WORK INSTRUCTIONS: Copy out the listing in full, exactly as written, but not its pictures.

EXERCISE MATERIAL:
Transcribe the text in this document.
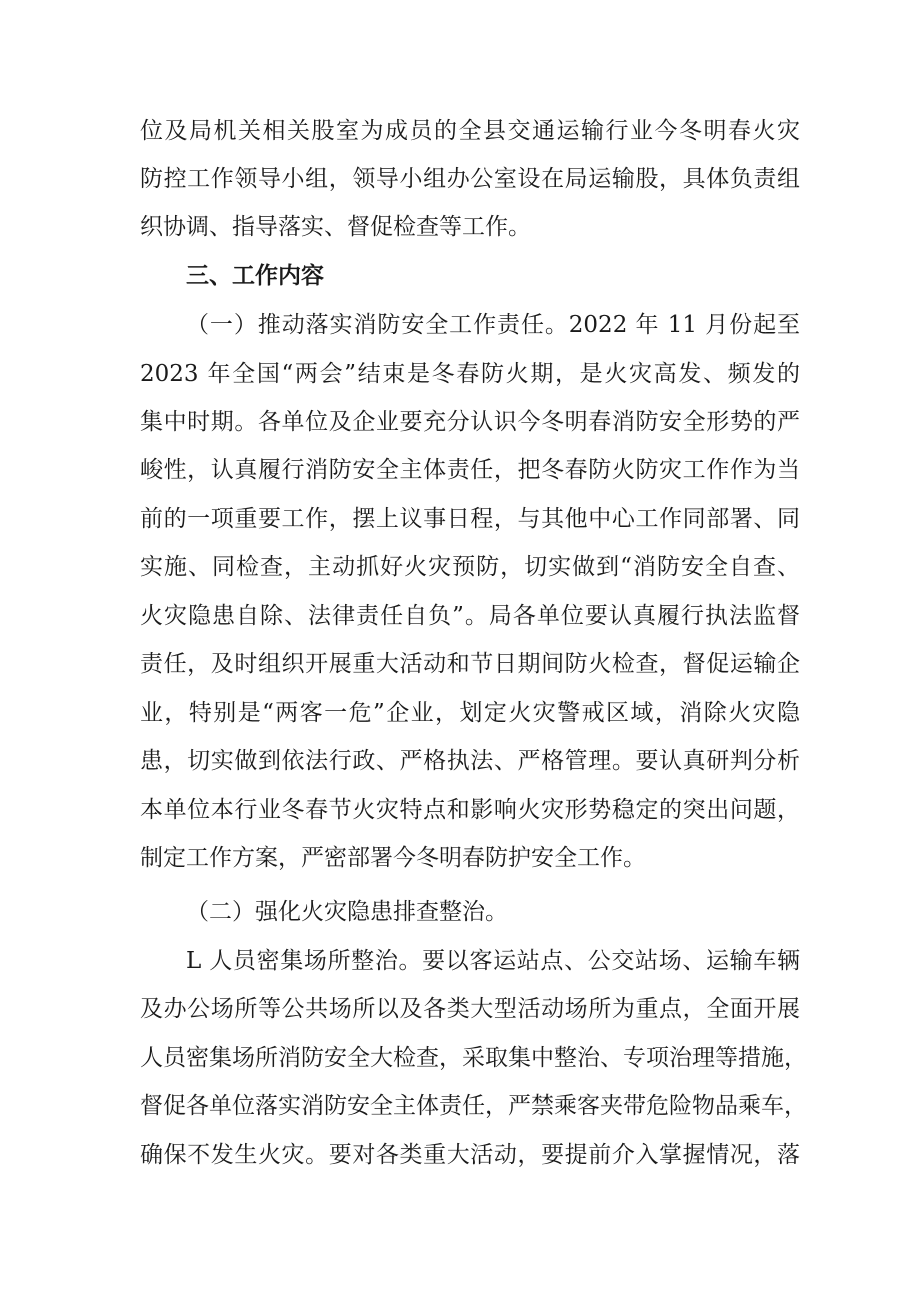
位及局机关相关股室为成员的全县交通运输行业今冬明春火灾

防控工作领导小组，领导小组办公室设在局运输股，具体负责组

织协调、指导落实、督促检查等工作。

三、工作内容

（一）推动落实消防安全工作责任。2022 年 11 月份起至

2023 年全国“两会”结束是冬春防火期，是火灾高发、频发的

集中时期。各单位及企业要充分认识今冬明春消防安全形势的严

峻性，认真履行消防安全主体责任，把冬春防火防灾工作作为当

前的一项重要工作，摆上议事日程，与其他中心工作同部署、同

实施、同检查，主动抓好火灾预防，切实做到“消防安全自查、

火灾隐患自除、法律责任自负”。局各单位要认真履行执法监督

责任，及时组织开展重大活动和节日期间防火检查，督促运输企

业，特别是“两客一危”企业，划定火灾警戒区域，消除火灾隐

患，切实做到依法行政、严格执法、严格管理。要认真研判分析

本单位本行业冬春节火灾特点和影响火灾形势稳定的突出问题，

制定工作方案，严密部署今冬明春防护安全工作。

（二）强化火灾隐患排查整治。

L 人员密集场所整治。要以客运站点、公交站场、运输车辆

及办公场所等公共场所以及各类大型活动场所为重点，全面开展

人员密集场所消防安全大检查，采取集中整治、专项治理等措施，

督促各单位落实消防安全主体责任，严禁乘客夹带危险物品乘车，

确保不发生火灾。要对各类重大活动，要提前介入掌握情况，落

FINISHED EXERCISE:
Transcribe the text in this document.
位及局机关相关股室为成员的全县交通运输行业今冬明春火灾

防控工作领导小组，领导小组办公室设在局运输股，具体负责组

织协调、指导落实、督促检查等工作。

三、工作内容

（一）推动落实消防安全工作责任。2022 年 11 月份起至

2023 年全国“两会”结束是冬春防火期，是火灾高发、频发的

集中时期。各单位及企业要充分认识今冬明春消防安全形势的严

峻性，认真履行消防安全主体责任，把冬春防火防灾工作作为当

前的一项重要工作，摆上议事日程，与其他中心工作同部署、同

实施、同检查，主动抓好火灾预防，切实做到“消防安全自查、

火灾隐患自除、法律责任自负”。局各单位要认真履行执法监督

责任，及时组织开展重大活动和节日期间防火检查，督促运输企

业，特别是“两客一危”企业，划定火灾警戒区域，消除火灾隐

患，切实做到依法行政、严格执法、严格管理。要认真研判分析

本单位本行业冬春节火灾特点和影响火灾形势稳定的突出问题，

制定工作方案，严密部署今冬明春防护安全工作。

（二）强化火灾隐患排查整治。

L 人员密集场所整治。要以客运站点、公交站场、运输车辆

及办公场所等公共场所以及各类大型活动场所为重点，全面开展

人员密集场所消防安全大检查，采取集中整治、专项治理等措施，

督促各单位落实消防安全主体责任，严禁乘客夹带危险物品乘车，

确保不发生火灾。要对各类重大活动，要提前介入掌握情况，落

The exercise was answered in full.